Exercise data:

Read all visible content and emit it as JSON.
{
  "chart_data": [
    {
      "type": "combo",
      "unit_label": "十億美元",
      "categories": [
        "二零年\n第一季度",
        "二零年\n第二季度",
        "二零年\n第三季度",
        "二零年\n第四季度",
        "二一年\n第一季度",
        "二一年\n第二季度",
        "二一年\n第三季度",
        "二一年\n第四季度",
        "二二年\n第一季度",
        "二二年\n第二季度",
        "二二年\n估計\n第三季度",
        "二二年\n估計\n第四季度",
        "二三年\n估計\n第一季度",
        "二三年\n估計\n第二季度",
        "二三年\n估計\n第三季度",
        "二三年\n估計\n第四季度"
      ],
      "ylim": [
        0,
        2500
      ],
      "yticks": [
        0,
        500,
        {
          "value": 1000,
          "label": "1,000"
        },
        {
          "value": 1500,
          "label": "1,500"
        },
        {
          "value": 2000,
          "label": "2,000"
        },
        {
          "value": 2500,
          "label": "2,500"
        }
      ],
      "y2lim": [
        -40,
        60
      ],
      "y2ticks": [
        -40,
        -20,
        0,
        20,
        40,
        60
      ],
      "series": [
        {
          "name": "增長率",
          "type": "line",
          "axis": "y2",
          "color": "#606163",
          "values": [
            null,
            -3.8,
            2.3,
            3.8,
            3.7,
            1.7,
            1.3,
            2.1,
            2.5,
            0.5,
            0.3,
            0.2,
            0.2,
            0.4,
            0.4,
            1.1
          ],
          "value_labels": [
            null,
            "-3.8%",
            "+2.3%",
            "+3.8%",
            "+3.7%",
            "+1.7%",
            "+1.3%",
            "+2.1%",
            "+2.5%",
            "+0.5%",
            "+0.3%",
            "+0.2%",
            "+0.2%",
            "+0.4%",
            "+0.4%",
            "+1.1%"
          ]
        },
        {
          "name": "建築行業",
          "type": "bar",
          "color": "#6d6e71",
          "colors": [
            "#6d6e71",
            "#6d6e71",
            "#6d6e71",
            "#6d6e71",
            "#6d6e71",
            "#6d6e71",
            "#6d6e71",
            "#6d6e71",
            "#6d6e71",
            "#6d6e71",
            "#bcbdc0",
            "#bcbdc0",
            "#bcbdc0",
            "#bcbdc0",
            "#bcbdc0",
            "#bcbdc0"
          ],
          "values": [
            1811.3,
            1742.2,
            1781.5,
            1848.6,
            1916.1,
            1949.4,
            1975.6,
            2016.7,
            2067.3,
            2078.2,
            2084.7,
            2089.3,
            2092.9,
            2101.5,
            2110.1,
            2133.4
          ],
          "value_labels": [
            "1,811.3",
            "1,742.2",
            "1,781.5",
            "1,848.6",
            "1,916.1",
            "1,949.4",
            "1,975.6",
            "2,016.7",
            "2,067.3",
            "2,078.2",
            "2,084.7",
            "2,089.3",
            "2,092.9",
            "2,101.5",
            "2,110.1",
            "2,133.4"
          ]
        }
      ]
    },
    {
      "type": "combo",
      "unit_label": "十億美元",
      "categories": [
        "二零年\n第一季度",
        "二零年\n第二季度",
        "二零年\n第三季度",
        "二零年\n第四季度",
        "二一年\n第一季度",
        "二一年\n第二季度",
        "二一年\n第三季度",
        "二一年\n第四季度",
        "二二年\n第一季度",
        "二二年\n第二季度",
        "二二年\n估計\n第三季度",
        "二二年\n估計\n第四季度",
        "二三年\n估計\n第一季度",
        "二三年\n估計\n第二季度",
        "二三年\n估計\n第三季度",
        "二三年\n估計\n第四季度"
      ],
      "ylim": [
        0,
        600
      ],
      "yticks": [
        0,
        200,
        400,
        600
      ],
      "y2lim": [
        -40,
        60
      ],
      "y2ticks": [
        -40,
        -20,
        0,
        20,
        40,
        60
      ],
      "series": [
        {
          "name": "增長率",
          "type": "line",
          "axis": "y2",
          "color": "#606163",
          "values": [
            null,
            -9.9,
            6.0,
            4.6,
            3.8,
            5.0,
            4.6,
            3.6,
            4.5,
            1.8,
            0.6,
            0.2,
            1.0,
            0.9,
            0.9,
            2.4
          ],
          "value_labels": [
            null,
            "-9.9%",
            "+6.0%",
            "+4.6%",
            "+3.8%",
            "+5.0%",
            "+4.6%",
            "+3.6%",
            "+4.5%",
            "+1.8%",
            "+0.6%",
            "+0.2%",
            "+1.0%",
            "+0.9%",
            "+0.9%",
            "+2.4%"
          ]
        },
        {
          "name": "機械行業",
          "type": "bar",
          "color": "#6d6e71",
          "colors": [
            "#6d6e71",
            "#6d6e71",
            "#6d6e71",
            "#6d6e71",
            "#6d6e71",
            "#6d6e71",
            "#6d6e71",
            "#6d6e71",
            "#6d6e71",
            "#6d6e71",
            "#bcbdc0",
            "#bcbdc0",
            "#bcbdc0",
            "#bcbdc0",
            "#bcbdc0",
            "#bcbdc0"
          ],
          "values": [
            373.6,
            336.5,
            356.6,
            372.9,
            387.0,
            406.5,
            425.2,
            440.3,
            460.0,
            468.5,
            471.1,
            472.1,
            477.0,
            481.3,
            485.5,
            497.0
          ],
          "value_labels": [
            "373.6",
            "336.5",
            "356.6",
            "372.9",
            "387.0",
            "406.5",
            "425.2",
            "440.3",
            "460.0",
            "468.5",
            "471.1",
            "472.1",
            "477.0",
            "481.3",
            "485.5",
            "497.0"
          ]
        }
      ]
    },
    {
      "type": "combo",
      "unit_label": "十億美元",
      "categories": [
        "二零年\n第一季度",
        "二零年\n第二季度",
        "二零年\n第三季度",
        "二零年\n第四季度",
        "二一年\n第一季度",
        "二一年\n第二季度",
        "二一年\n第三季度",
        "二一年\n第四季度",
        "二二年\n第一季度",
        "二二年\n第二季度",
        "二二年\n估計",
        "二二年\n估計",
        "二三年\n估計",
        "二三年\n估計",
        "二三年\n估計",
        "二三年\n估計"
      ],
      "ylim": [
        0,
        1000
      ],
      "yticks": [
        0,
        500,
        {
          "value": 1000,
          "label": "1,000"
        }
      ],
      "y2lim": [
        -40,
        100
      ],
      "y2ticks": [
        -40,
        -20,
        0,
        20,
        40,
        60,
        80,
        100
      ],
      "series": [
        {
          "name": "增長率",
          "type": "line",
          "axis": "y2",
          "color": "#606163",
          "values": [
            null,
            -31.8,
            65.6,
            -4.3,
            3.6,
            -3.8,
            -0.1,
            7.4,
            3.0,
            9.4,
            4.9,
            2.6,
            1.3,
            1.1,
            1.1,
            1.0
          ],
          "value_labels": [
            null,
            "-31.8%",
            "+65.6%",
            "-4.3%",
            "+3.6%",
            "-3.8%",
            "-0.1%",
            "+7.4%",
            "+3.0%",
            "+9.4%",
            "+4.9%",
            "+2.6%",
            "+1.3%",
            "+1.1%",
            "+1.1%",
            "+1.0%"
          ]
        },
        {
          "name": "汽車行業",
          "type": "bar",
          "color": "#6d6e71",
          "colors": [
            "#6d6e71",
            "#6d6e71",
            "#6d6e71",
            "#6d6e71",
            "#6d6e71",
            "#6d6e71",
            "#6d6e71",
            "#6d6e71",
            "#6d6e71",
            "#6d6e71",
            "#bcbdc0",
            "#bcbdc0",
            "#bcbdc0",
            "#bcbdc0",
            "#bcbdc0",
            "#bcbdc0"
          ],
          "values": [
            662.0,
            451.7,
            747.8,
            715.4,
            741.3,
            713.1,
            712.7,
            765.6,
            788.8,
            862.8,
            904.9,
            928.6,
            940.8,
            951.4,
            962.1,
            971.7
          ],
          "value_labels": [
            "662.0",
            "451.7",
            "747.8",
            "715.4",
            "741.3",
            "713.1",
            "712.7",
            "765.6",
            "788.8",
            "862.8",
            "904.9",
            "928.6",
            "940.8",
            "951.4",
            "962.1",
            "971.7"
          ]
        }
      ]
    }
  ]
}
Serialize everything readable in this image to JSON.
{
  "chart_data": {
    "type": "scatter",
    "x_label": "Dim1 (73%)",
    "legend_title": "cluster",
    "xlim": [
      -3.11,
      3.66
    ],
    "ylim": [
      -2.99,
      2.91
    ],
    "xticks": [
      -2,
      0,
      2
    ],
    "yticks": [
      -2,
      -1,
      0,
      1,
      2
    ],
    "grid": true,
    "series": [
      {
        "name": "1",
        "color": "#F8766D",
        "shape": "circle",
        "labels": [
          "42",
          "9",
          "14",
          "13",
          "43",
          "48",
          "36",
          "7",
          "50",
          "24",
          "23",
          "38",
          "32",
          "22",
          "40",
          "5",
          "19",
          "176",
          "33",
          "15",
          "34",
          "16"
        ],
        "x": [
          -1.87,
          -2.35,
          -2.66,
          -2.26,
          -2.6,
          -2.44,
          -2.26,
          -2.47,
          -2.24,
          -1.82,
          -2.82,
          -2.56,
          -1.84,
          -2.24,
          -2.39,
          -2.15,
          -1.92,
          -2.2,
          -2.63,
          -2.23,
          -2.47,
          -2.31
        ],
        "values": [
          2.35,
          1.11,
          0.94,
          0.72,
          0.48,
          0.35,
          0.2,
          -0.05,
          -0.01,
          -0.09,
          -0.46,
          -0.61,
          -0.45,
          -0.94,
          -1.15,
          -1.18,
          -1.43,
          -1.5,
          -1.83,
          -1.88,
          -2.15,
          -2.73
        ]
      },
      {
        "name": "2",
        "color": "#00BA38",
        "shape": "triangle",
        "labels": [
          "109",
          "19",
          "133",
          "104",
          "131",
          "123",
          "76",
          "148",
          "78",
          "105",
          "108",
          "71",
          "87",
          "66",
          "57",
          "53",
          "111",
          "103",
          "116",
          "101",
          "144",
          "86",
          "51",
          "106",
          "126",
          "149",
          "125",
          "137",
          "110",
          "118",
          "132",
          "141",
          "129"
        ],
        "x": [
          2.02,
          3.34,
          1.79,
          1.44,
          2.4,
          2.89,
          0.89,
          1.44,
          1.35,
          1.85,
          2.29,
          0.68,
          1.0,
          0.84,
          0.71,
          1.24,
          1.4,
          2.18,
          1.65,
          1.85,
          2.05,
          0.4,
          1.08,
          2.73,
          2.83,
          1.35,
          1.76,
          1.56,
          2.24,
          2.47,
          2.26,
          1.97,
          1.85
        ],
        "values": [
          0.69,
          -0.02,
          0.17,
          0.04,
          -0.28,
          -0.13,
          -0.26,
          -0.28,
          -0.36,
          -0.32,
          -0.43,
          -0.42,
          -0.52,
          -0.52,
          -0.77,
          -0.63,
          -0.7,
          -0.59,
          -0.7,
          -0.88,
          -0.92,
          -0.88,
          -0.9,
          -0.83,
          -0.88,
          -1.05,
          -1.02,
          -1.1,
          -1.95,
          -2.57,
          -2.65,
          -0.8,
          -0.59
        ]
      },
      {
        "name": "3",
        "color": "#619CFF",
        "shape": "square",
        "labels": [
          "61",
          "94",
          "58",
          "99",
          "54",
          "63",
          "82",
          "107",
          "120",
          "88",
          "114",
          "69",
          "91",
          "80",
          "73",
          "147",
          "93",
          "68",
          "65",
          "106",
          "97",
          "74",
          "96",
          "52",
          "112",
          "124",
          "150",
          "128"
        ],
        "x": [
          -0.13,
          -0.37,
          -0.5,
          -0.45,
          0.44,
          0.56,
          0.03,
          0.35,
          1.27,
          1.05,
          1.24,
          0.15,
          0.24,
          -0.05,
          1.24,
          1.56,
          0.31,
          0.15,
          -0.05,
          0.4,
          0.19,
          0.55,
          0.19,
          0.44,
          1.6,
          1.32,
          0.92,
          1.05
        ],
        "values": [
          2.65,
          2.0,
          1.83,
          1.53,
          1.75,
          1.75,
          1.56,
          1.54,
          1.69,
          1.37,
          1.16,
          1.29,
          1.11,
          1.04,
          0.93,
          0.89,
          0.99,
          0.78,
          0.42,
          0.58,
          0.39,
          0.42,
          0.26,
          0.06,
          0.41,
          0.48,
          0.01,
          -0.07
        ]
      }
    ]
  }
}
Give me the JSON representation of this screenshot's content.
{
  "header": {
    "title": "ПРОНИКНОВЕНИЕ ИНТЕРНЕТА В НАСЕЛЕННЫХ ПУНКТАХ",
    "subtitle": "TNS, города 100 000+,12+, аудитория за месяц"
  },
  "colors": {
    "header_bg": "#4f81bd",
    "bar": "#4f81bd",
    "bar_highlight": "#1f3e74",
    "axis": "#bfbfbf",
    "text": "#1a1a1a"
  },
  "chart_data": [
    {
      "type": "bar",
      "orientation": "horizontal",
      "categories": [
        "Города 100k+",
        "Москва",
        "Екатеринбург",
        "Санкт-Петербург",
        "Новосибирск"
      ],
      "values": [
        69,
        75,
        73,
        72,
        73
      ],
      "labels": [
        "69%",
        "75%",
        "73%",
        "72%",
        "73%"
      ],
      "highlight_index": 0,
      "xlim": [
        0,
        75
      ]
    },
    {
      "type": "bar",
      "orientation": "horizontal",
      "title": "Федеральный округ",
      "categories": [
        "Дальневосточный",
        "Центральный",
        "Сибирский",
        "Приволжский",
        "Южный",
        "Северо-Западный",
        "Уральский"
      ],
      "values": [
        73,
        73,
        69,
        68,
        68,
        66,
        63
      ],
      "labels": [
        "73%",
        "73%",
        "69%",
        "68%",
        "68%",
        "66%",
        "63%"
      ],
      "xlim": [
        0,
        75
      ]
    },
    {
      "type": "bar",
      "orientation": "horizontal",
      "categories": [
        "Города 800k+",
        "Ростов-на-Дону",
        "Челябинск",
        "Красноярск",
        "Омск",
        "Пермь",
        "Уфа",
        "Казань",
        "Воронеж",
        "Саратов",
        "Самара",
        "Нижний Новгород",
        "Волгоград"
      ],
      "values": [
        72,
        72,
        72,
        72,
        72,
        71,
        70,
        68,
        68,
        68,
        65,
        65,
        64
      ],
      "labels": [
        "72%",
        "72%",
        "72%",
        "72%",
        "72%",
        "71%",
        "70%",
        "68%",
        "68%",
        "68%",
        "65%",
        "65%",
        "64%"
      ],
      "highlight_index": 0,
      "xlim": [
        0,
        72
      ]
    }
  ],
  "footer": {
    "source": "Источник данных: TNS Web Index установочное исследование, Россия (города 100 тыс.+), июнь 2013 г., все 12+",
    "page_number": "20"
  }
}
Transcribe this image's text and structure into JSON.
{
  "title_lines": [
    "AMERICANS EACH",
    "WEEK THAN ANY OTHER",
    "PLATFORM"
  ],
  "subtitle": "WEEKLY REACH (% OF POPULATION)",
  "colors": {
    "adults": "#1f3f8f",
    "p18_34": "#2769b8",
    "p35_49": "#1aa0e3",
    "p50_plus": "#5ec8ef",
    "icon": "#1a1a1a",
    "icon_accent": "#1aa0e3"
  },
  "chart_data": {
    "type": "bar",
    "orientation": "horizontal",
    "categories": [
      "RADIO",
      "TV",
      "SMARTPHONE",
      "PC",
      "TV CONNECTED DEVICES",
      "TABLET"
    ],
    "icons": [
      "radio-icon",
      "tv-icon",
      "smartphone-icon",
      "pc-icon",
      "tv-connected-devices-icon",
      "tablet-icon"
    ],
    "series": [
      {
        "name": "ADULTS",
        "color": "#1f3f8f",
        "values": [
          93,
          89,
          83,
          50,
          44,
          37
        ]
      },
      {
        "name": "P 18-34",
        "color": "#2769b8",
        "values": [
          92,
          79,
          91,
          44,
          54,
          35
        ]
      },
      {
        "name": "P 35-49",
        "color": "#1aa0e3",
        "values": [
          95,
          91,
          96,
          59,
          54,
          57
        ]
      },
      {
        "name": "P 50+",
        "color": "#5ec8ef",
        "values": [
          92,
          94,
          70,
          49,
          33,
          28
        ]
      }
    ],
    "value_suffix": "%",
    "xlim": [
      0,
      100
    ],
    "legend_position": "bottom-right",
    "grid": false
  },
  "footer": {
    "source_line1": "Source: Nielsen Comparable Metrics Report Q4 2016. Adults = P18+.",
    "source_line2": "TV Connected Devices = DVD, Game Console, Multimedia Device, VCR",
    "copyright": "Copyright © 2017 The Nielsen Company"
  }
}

Task description:
Where a line holds the string "text", copy that line.

Answer to this task:
    "text": "#1a1a1a"
Transcribe this image's text and structure into JSON.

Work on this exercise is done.